Task description: Of the lines in the entries, how many hold the word "共用資料夾"? Give that number alone.

## START Data for this task

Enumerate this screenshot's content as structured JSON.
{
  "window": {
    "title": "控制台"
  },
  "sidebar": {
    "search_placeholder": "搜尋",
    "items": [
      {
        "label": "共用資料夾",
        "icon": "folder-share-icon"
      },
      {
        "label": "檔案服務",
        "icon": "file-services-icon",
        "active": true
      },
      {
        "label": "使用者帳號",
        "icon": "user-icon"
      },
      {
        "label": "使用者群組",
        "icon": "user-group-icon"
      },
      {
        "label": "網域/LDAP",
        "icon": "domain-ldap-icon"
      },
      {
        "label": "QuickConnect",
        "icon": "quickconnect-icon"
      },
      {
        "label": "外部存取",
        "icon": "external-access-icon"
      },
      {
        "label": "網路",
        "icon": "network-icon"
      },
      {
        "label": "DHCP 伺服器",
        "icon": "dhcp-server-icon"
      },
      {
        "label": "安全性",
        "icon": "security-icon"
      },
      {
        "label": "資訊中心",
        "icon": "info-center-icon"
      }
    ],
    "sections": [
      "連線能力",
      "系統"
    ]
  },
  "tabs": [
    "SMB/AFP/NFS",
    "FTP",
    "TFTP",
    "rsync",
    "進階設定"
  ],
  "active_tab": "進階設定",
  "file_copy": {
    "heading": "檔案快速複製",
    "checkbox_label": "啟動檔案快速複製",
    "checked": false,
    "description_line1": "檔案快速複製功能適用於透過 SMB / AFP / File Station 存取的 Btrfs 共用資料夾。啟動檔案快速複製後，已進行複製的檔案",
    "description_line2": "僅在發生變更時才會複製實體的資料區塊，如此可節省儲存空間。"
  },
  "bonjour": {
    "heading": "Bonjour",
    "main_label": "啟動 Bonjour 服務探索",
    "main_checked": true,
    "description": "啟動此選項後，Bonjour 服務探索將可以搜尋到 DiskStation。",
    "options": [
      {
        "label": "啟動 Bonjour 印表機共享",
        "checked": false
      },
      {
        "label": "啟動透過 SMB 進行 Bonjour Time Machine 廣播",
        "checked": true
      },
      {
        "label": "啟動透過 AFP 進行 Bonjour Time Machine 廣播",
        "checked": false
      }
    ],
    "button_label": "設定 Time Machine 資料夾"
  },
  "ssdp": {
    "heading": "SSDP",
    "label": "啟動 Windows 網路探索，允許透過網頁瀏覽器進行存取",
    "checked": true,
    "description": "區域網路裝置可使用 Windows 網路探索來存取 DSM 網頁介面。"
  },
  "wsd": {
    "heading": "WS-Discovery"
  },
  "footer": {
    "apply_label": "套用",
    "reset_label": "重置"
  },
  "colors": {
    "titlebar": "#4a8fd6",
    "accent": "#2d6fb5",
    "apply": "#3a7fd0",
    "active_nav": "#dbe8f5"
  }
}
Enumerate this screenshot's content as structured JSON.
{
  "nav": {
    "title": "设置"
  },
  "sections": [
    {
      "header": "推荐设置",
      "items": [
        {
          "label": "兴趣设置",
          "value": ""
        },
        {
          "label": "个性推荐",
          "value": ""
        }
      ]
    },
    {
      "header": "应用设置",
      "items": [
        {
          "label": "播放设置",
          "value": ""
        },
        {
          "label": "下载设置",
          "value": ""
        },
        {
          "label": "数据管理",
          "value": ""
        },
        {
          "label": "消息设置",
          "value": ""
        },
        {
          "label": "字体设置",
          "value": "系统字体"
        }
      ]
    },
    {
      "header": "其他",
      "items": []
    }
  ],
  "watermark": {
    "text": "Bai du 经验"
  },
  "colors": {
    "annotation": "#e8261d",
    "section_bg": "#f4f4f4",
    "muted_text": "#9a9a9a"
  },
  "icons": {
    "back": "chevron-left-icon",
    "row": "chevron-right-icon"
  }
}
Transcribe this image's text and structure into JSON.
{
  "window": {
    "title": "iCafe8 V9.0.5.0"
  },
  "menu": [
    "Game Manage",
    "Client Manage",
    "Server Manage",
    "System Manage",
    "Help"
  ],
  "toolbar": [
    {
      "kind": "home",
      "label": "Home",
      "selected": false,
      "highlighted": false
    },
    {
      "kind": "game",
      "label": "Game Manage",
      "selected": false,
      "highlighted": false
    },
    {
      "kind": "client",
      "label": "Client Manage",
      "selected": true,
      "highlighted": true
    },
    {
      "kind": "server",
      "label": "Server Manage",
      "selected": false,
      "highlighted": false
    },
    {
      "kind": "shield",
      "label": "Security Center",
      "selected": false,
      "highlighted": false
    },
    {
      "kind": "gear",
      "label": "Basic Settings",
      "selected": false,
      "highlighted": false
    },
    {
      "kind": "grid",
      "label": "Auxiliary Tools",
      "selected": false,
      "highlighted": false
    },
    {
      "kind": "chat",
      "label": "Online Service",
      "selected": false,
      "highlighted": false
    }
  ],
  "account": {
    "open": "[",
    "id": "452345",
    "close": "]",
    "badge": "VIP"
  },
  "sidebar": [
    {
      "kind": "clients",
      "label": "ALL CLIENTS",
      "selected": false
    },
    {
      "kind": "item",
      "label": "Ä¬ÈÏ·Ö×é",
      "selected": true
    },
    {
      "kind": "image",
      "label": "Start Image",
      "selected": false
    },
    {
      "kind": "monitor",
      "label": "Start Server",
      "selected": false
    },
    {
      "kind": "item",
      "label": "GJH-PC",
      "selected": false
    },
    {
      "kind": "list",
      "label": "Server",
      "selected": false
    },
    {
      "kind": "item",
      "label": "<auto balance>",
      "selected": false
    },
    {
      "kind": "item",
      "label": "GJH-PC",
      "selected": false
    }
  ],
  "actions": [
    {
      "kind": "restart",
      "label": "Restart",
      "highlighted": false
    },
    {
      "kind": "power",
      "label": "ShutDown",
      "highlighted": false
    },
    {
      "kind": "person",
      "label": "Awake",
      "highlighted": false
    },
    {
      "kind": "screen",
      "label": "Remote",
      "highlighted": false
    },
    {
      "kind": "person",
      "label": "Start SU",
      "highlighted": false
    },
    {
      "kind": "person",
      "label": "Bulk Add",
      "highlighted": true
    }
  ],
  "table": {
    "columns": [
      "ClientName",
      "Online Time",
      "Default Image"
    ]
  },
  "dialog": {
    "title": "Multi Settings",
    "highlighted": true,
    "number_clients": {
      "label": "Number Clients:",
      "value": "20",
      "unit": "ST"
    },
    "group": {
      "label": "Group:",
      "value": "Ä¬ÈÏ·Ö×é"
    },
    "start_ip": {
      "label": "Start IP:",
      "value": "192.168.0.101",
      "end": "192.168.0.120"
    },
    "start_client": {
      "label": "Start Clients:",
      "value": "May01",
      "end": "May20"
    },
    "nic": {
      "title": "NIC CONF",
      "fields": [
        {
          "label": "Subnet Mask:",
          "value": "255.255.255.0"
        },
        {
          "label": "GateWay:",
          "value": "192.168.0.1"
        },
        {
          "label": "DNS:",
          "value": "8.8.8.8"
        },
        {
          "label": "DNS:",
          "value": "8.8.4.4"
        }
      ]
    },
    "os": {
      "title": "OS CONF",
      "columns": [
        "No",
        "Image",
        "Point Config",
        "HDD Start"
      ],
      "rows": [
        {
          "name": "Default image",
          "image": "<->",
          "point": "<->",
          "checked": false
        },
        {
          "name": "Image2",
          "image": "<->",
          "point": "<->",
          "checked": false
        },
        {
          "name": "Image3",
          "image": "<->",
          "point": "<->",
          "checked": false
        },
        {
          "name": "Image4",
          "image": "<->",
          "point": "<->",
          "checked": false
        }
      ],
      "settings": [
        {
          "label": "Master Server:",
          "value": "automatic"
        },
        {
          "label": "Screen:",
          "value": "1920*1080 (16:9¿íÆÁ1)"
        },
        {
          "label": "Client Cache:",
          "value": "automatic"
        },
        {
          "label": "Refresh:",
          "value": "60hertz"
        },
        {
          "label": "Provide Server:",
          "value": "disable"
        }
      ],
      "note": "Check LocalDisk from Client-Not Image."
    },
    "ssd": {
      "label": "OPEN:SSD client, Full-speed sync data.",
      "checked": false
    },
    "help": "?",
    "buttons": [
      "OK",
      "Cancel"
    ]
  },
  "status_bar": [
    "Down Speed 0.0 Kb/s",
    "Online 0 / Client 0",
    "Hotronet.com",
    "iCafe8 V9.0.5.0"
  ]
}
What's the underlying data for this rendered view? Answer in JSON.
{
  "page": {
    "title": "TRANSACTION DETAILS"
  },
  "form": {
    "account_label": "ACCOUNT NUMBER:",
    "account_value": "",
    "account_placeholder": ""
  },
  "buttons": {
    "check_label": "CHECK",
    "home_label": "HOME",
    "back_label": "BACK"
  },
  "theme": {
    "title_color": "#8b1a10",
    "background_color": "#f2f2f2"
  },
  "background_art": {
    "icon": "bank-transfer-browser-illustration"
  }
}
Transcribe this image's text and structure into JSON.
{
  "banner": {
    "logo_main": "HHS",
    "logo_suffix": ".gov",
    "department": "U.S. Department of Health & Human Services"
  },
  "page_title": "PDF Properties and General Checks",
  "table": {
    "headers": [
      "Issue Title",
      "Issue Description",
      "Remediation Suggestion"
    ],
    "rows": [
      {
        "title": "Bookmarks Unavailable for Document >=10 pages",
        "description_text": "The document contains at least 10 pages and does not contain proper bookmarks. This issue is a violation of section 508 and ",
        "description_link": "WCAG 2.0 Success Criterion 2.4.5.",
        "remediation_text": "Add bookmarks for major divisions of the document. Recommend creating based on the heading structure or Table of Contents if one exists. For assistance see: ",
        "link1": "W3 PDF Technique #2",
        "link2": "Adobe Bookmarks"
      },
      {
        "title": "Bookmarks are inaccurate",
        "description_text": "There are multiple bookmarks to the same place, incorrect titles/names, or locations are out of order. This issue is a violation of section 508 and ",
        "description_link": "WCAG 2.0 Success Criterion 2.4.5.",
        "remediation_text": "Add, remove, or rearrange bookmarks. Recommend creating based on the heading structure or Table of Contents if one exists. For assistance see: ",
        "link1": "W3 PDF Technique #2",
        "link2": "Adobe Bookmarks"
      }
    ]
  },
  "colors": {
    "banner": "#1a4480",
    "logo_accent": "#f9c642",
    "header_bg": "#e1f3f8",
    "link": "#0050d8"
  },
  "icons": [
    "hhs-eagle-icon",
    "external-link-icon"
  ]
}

## END Data for this task

Output below: 2